▶ _ENTRIES_
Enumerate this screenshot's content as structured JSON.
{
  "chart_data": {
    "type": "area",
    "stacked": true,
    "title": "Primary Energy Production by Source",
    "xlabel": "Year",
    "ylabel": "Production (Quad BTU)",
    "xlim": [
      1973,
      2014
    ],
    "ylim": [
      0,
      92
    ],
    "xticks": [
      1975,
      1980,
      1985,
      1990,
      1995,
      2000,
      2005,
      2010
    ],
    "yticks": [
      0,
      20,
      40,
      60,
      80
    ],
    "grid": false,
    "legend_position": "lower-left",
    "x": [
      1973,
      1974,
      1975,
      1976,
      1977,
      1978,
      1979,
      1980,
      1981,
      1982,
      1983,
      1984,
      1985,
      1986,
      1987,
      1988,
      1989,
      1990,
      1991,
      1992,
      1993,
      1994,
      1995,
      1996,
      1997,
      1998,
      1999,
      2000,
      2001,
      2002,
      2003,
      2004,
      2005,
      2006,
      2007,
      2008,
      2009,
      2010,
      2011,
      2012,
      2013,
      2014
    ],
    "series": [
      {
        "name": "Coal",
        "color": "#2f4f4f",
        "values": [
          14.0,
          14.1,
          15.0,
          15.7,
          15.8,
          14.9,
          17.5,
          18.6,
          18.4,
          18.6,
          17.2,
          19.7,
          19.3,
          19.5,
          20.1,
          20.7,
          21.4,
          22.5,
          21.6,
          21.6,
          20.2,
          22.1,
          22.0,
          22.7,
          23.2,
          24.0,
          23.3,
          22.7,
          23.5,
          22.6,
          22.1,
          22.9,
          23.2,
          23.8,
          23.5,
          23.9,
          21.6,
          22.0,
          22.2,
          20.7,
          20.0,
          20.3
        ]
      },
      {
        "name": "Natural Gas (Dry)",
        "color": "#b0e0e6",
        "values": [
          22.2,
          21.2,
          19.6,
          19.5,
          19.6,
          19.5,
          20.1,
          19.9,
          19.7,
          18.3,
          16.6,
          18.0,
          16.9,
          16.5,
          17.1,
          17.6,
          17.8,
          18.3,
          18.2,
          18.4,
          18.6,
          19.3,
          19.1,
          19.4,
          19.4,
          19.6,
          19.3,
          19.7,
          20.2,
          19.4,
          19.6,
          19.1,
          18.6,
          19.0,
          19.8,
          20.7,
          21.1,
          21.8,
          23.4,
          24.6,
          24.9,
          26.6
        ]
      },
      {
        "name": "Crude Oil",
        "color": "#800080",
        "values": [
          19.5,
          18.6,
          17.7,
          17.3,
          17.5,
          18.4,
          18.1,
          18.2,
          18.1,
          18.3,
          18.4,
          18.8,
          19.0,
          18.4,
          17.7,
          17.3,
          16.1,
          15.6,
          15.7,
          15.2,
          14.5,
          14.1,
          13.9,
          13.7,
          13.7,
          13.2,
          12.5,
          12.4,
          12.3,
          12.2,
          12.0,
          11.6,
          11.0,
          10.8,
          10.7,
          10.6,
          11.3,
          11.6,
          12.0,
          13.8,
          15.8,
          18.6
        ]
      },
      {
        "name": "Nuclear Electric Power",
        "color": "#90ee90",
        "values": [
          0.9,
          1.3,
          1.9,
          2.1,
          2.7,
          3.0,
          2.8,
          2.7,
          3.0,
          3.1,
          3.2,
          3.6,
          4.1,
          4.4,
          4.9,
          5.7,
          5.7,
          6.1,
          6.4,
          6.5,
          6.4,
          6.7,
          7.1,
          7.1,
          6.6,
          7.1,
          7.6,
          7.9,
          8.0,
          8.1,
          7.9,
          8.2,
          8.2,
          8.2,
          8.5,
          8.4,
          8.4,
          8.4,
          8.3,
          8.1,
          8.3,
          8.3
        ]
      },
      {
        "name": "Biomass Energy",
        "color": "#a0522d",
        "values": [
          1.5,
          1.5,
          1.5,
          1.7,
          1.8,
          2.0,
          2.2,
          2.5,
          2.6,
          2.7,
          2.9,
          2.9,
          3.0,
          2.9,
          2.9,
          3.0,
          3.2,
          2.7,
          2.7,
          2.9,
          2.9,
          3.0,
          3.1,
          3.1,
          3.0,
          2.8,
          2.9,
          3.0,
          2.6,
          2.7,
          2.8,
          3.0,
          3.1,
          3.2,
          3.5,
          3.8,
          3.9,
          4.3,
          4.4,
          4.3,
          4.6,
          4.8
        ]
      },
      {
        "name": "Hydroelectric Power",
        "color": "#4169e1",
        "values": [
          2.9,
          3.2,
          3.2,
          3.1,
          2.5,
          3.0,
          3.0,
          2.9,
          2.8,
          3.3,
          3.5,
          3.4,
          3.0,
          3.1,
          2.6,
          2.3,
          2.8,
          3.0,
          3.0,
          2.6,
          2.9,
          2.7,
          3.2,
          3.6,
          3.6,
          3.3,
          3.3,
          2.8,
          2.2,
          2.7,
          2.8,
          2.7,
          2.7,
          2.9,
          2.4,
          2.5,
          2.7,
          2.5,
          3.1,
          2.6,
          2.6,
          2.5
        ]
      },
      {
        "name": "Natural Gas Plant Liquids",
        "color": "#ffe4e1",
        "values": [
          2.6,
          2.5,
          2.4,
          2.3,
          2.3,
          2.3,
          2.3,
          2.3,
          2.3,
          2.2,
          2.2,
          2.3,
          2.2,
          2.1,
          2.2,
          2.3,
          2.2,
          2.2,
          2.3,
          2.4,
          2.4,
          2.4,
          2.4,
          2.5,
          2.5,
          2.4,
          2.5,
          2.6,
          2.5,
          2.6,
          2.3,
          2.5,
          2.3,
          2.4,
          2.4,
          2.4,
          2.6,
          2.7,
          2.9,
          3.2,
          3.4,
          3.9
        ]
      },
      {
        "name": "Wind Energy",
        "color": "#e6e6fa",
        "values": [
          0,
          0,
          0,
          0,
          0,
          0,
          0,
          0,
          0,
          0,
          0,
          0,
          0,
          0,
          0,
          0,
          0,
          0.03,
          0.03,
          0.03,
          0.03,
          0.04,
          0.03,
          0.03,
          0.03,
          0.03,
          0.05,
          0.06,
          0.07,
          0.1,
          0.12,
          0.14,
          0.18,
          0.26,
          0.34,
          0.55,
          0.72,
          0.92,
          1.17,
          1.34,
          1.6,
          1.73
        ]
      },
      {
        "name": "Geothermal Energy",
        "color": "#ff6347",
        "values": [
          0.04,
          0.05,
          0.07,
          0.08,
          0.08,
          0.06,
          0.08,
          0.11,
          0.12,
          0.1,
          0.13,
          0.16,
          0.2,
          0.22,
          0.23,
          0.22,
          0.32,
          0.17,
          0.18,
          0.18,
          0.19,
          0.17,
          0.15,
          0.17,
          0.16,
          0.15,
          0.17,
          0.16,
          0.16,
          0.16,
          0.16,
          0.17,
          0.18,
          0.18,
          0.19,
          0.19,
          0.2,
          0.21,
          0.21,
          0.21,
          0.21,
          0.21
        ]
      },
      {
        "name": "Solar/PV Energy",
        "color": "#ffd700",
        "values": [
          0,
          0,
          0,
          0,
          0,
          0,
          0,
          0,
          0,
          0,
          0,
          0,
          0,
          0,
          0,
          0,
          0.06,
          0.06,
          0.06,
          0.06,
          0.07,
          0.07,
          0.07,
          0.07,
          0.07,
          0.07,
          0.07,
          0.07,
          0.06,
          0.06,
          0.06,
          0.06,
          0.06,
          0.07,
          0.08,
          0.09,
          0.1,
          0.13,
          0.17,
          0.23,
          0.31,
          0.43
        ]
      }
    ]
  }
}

▶ _GIVEN EXERCISE_
Give the number of lines above in which the word "Power" occurs, with nothing else.

▶ _TASK RESULT_
2